Data for the task –
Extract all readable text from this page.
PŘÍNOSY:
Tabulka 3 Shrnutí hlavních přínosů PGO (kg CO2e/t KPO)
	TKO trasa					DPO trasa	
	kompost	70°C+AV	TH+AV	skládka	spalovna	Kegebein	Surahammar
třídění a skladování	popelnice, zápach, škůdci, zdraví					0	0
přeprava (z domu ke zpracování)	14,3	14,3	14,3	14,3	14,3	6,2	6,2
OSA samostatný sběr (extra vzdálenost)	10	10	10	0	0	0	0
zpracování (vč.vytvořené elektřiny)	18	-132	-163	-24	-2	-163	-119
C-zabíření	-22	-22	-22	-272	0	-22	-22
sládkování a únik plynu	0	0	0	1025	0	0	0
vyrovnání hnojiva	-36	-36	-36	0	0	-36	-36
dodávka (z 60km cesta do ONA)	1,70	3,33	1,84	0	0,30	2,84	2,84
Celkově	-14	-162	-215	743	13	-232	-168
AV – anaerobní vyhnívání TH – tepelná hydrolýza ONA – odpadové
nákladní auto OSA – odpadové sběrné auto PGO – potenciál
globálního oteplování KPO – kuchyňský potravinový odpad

---

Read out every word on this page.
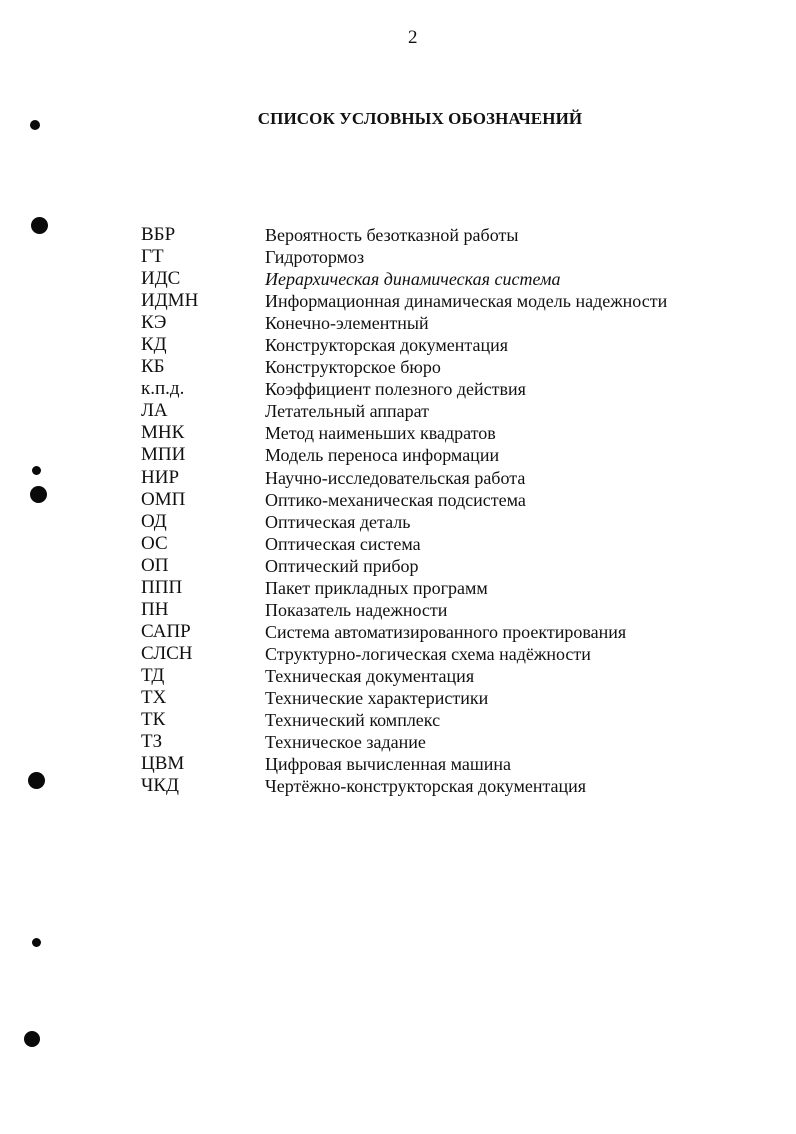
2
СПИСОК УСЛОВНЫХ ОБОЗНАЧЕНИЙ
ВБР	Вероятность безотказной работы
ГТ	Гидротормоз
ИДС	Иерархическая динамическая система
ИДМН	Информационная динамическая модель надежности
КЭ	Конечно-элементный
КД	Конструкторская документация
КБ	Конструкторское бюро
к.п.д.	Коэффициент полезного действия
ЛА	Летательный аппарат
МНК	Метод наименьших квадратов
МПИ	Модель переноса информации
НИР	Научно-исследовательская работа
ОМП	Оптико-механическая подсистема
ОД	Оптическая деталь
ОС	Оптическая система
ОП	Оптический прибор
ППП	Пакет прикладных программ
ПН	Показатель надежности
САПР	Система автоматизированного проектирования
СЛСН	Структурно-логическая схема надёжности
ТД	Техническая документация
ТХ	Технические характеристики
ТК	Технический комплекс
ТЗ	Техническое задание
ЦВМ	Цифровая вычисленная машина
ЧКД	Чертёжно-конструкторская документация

Task goal – From the data above, copy each line that holds "this".

Solved exercise –
Extract all readable text from this page.
Read out every word on this page.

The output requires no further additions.